Task:
All of the lines below are to be transcribed faithfully, with pictures excluded from the copy.

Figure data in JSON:
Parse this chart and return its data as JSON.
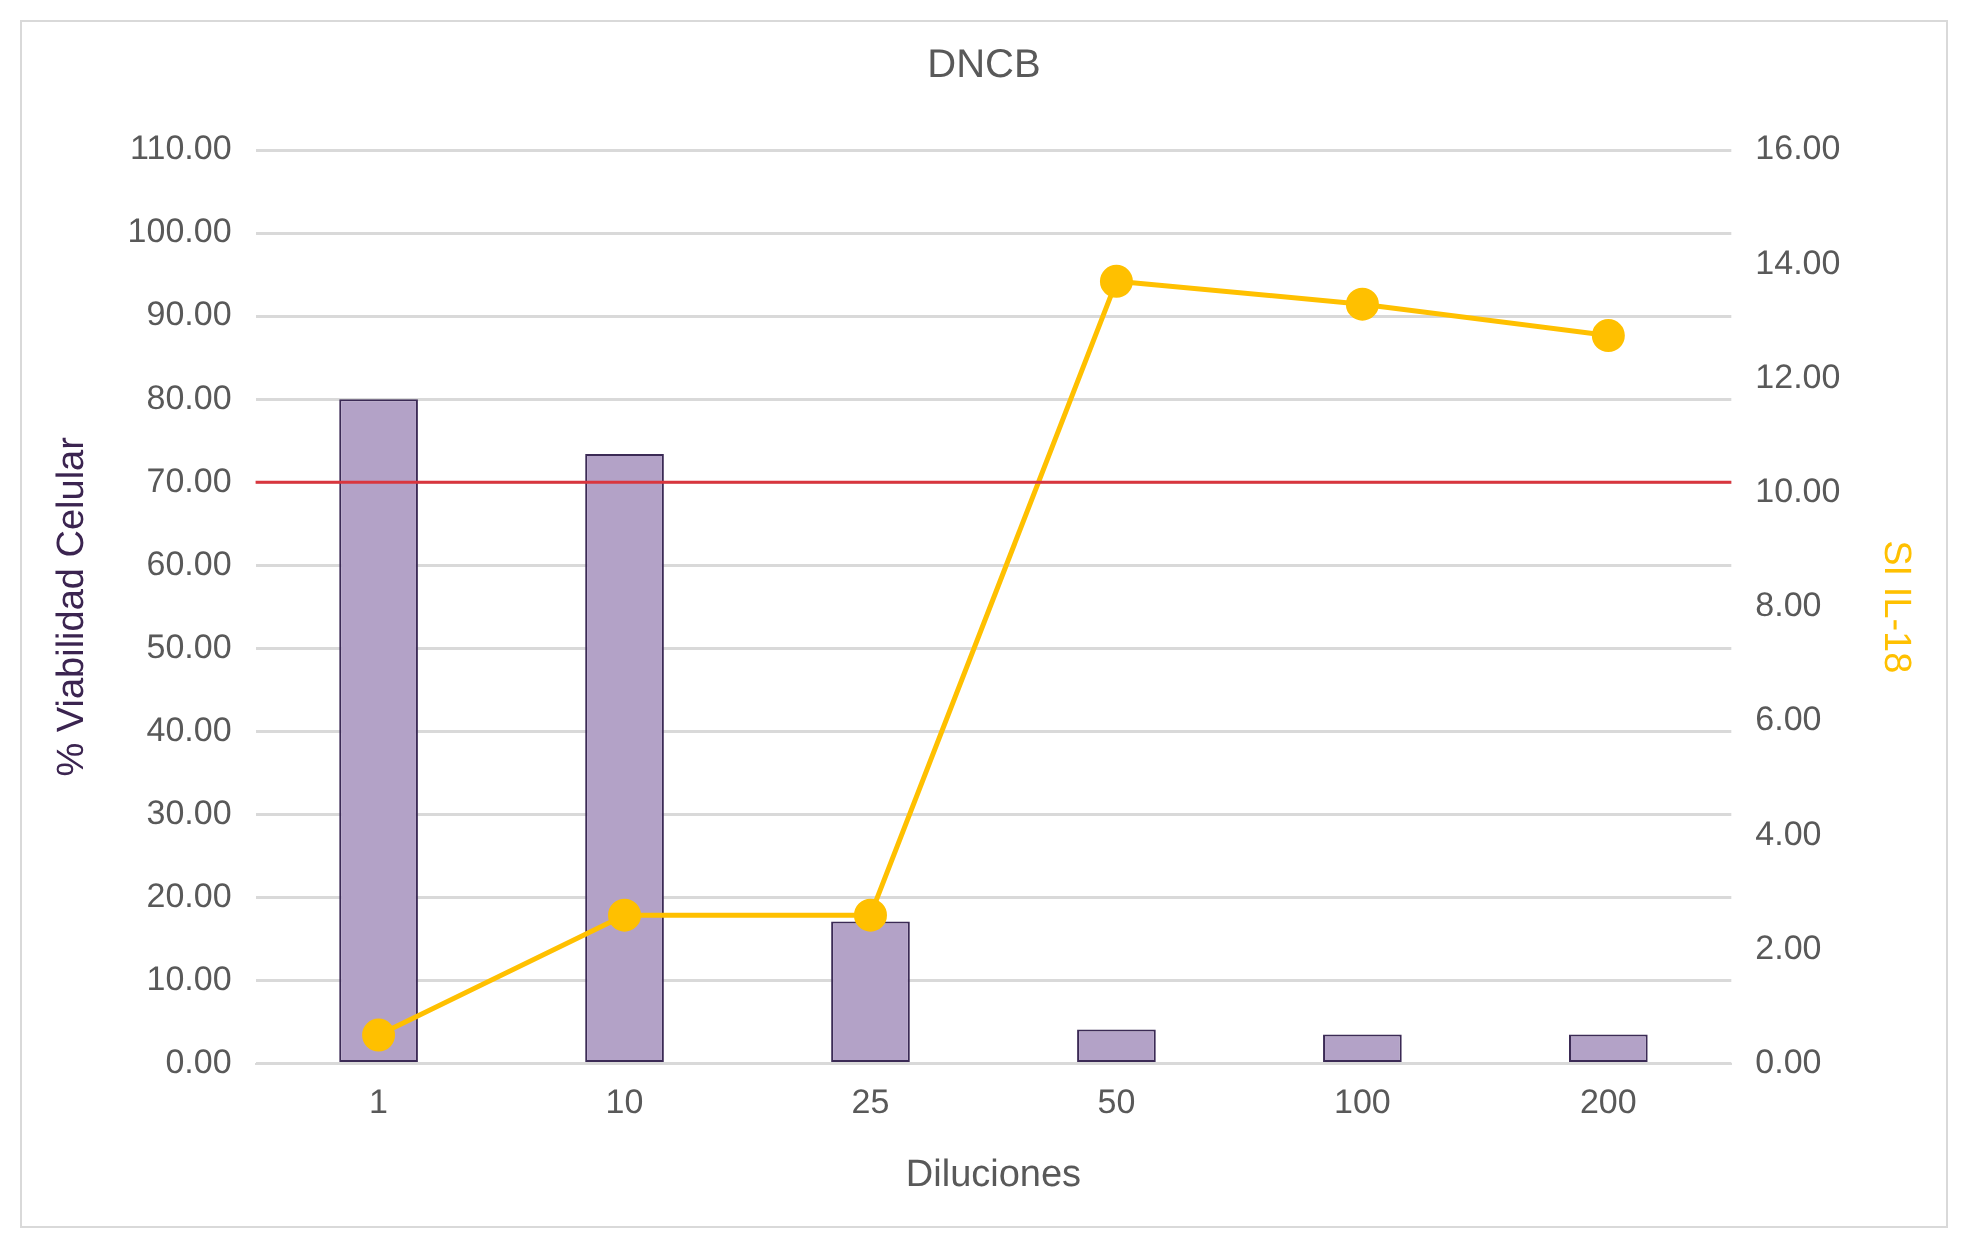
{
  "chart_data": {
    "type": "bar",
    "title": "DNCB",
    "xlabel": "Diluciones",
    "ylabel": "% Viabilidad Celular",
    "y2label": "SI IL-18",
    "categories": [
      "1",
      "10",
      "25",
      "50",
      "100",
      "200"
    ],
    "series": [
      {
        "color": "#b3a2c7",
        "values": [
          80.0,
          73.4,
          17.1,
          4.1,
          3.5,
          3.5
        ]
      },
      {
        "type": "line",
        "axis": "y2",
        "color": "#ffc000",
        "marker": "circle",
        "values": [
          0.5,
          2.6,
          2.6,
          13.7,
          13.3,
          12.75
        ]
      }
    ],
    "ylim": [
      0,
      110
    ],
    "yticks": [
      {
        "value": 0,
        "label": "0.00"
      },
      {
        "value": 10,
        "label": "10.00"
      },
      {
        "value": 20,
        "label": "20.00"
      },
      {
        "value": 30,
        "label": "30.00"
      },
      {
        "value": 40,
        "label": "40.00"
      },
      {
        "value": 50,
        "label": "50.00"
      },
      {
        "value": 60,
        "label": "60.00"
      },
      {
        "value": 70,
        "label": "70.00"
      },
      {
        "value": 80,
        "label": "80.00"
      },
      {
        "value": 90,
        "label": "90.00"
      },
      {
        "value": 100,
        "label": "100.00"
      },
      {
        "value": 110,
        "label": "110.00"
      }
    ],
    "y2lim": [
      0,
      16
    ],
    "y2ticks": [
      {
        "value": 0,
        "label": "0.00"
      },
      {
        "value": 2,
        "label": "2.00"
      },
      {
        "value": 4,
        "label": "4.00"
      },
      {
        "value": 6,
        "label": "6.00"
      },
      {
        "value": 8,
        "label": "8.00"
      },
      {
        "value": 10,
        "label": "10.00"
      },
      {
        "value": 12,
        "label": "12.00"
      },
      {
        "value": 14,
        "label": "14.00"
      },
      {
        "value": 16,
        "label": "16.00"
      }
    ],
    "ref_lines": [
      {
        "axis": "y",
        "value": 70,
        "color": "#d9363e"
      }
    ],
    "grid": "y",
    "legend": false
  }
}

Task output:
Parse this chart and return its data as JSON.
{
  "chart_data": {
    "type": "bar",
    "title": "DNCB",
    "xlabel": "Diluciones",
    "ylabel": "% Viabilidad Celular",
    "y2label": "SI IL-18",
    "categories": [
      "1",
      "10",
      "25",
      "50",
      "100",
      "200"
    ],
    "series": [
      {
        "color": "#b3a2c7",
        "values": [
          80.0,
          73.4,
          17.1,
          4.1,
          3.5,
          3.5
        ]
      },
      {
        "type": "line",
        "axis": "y2",
        "color": "#ffc000",
        "marker": "circle",
        "values": [
          0.5,
          2.6,
          2.6,
          13.7,
          13.3,
          12.75
        ]
      }
    ],
    "ylim": [
      0,
      110
    ],
    "yticks": [
      {
        "value": 0,
        "label": "0.00"
      },
      {
        "value": 10,
        "label": "10.00"
      },
      {
        "value": 20,
        "label": "20.00"
      },
      {
        "value": 30,
        "label": "30.00"
      },
      {
        "value": 40,
        "label": "40.00"
      },
      {
        "value": 50,
        "label": "50.00"
      },
      {
        "value": 60,
        "label": "60.00"
      },
      {
        "value": 70,
        "label": "70.00"
      },
      {
        "value": 80,
        "label": "80.00"
      },
      {
        "value": 90,
        "label": "90.00"
      },
      {
        "value": 100,
        "label": "100.00"
      },
      {
        "value": 110,
        "label": "110.00"
      }
    ],
    "y2lim": [
      0,
      16
    ],
    "y2ticks": [
      {
        "value": 0,
        "label": "0.00"
      },
      {
        "value": 2,
        "label": "2.00"
      },
      {
        "value": 4,
        "label": "4.00"
      },
      {
        "value": 6,
        "label": "6.00"
      },
      {
        "value": 8,
        "label": "8.00"
      },
      {
        "value": 10,
        "label": "10.00"
      },
      {
        "value": 12,
        "label": "12.00"
      },
      {
        "value": 14,
        "label": "14.00"
      },
      {
        "value": 16,
        "label": "16.00"
      }
    ],
    "ref_lines": [
      {
        "axis": "y",
        "value": 70,
        "color": "#d9363e"
      }
    ],
    "grid": "y",
    "legend": false
  }
}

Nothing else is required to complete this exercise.